§ GOAL: Your copy of the material below should match it exactly, except that it holds no pictures.

Collected data:
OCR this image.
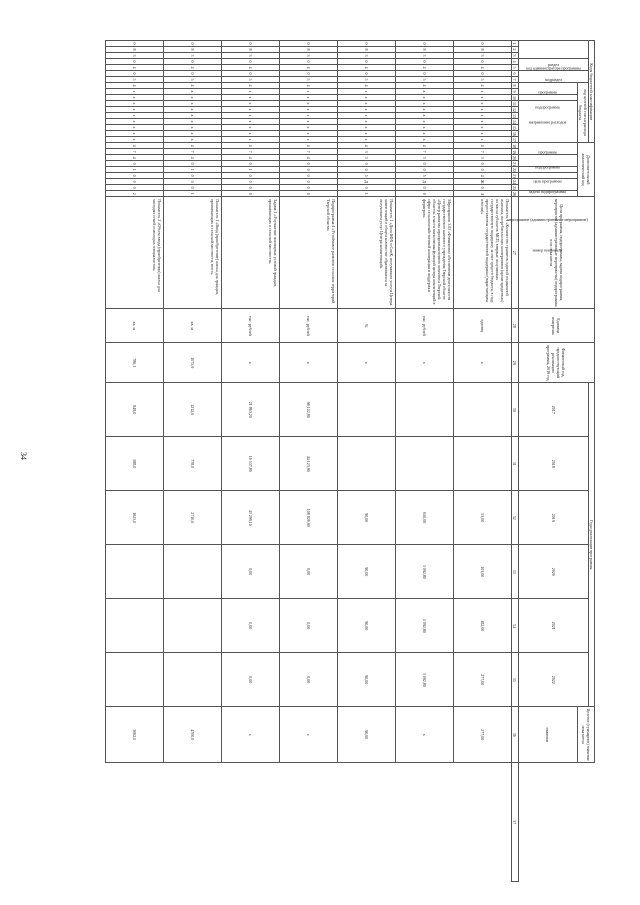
34
Коды бюджетной классификации																	Дополнительный аналитический код									Цели программы, подпрограммы, задачи подпрограммы, мероприятия (административные мероприятия) подпрограммы и их показатели	Единица измерения	Финансовый год, предшествующий реализации программы, 2016 год	Годы реализации программы						Целевое (суммарное) значение показателя	
код администратора программы			раздел		подраздел		код целевой статьи расхода бюджета																						2017	2018	2019	2020	2021	2022		
							программа		подпрограмма	направление расходов																										
																	программа		подпрограмма		цель программы	задача подпрограммы	мероприятие (административное мероприятие)		номер показателя										значение	
1	2	3	4	5	6	7	8	9	10	11	12	13	14	15	16	17	18	19	20	21	22	23	24	25	26	27	28	29	30	31	32	33	34	35	36	37
0	8	3	0	4	0	5	4	x	x	x	x	x	x	x	x	x	4	7	3	0	0	4	Ж	0	4	Показатель 1 «Количество гранитов, единой социальной выплаты, потребительских кооперативов (кроме кредитных) из числа субъектов МСП, впервые получивших государственную поддержку за счет средств бюджета, в году предоставления государственной поддержки (нарастающим итогом)»	единиц	х			53,00	103,00	182,00	277,00	277,00	
0	8	3	0	4	0	5	4	x	x	x	x	x	x	x	x	x	4	7	3	0	0	5	Д	0	0	Мероприятие 3.05 «Финансовое обеспечение деятельности государственного казенного учреждения Тверской области «Центр развития агропромышленного комплекса Тверской области» в части выполнения функций центра компетенций в сфере сельскохозяйственной кооперации и поддержки фермеров»	тыс. рублей	х			650,00	3 092,80	3 092,80	3 092,80	х	
0	8	3	0	4	0	5	4	x	x	x	x	x	x	x	x	x	4	3	3	0	0	5	Д	0	1	Показатель 1 «Доля КФХ и СпоК, получивших услуги Центра компетенций в общем количестве обратившихся за получением услуг Центра компетенций»	%	х			90,00	90,00	90,00	90,00	90,00	
0	8	3	0	4	0	5	4	x	x	x	x	x	x	x	x	x	4	7	4	0	0	0	0	0	0	Подпрограмма 4 «Устойчивое развитие сельских территорий Тверской области»	тыс. рублей	х	96 122,80	44 123,90	108 826,90	0,00	0,00	0,00	х	
0	8	3	0	4	0	5	4	x	x	x	x	x	x	x	x	x	4	7	4	0	1	0	0	0	0	Задача 1 «Улучшение жилищных условий граждан, проживающих в сельской местности»	тыс. рублей	х	21 863,20	16 537,80	43 299,10	0,00	0,00	0,00	х	
0	8	3	0	4	0	5	4	x	x	x	x	x	x	x	x	x	4	7	4	0	1	0	0	0	1	Показатель 1 «Ввод (приобретение) жилья для граждан, проживающих в сельской местности, всего»	кв. м	1075,9	1212,0	778,0	2710,0				4700,0	
0	8	3	0	4	0	5	4	x	x	x	x	x	x	x	x	x	4	7	4	0	1	0	0	0	2	Показатель 2 «Объем ввода (приобретения) жилья для молодых семей и молодых специалистов»	кв. м	786,1	849,0	588,0	1625,0				3062,0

§ FINAL RESULT:
OCR this image.
34
Коды бюджетной классификации																	Дополнительный аналитический код									Цели программы, подпрограммы, задачи подпрограммы, мероприятия (административные мероприятия) подпрограммы и их показатели	Единица измерения	Финансовый год, предшествующий реализации программы, 2016 год	Годы реализации программы						Целевое (суммарное) значение показателя	
код администратора программы			раздел		подраздел		код целевой статьи расхода бюджета																						2017	2018	2019	2020	2021	2022		
							программа		подпрограмма	направление расходов																										
																	программа		подпрограмма		цель программы	задача подпрограммы	мероприятие (административное мероприятие)		номер показателя										значение	
1	2	3	4	5	6	7	8	9	10	11	12	13	14	15	16	17	18	19	20	21	22	23	24	25	26	27	28	29	30	31	32	33	34	35	36	37
0	8	3	0	4	0	5	4	x	x	x	x	x	x	x	x	x	4	7	3	0	0	4	Ж	0	4	Показатель 1 «Количество гранитов, единой социальной выплаты, потребительских кооперативов (кроме кредитных) из числа субъектов МСП, впервые получивших государственную поддержку за счет средств бюджета, в году предоставления государственной поддержки (нарастающим итогом)»	единиц	х			53,00	103,00	182,00	277,00	277,00	
0	8	3	0	4	0	5	4	x	x	x	x	x	x	x	x	x	4	7	3	0	0	5	Д	0	0	Мероприятие 3.05 «Финансовое обеспечение деятельности государственного казенного учреждения Тверской области «Центр развития агропромышленного комплекса Тверской области» в части выполнения функций центра компетенций в сфере сельскохозяйственной кооперации и поддержки фермеров»	тыс. рублей	х			650,00	3 092,80	3 092,80	3 092,80	х	
0	8	3	0	4	0	5	4	x	x	x	x	x	x	x	x	x	4	3	3	0	0	5	Д	0	1	Показатель 1 «Доля КФХ и СпоК, получивших услуги Центра компетенций в общем количестве обратившихся за получением услуг Центра компетенций»	%	х			90,00	90,00	90,00	90,00	90,00	
0	8	3	0	4	0	5	4	x	x	x	x	x	x	x	x	x	4	7	4	0	0	0	0	0	0	Подпрограмма 4 «Устойчивое развитие сельских территорий Тверской области»	тыс. рублей	х	96 122,80	44 123,90	108 826,90	0,00	0,00	0,00	х	
0	8	3	0	4	0	5	4	x	x	x	x	x	x	x	x	x	4	7	4	0	1	0	0	0	0	Задача 1 «Улучшение жилищных условий граждан, проживающих в сельской местности»	тыс. рублей	х	21 863,20	16 537,80	43 299,10	0,00	0,00	0,00	х	
0	8	3	0	4	0	5	4	x	x	x	x	x	x	x	x	x	4	7	4	0	1	0	0	0	1	Показатель 1 «Ввод (приобретение) жилья для граждан, проживающих в сельской местности, всего»	кв. м	1075,9	1212,0	778,0	2710,0				4700,0	
0	8	3	0	4	0	5	4	x	x	x	x	x	x	x	x	x	4	7	4	0	1	0	0	0	2	Показатель 2 «Объем ввода (приобретения) жилья для молодых семей и молодых специалистов»	кв. м	786,1	849,0	588,0	1625,0				3062,0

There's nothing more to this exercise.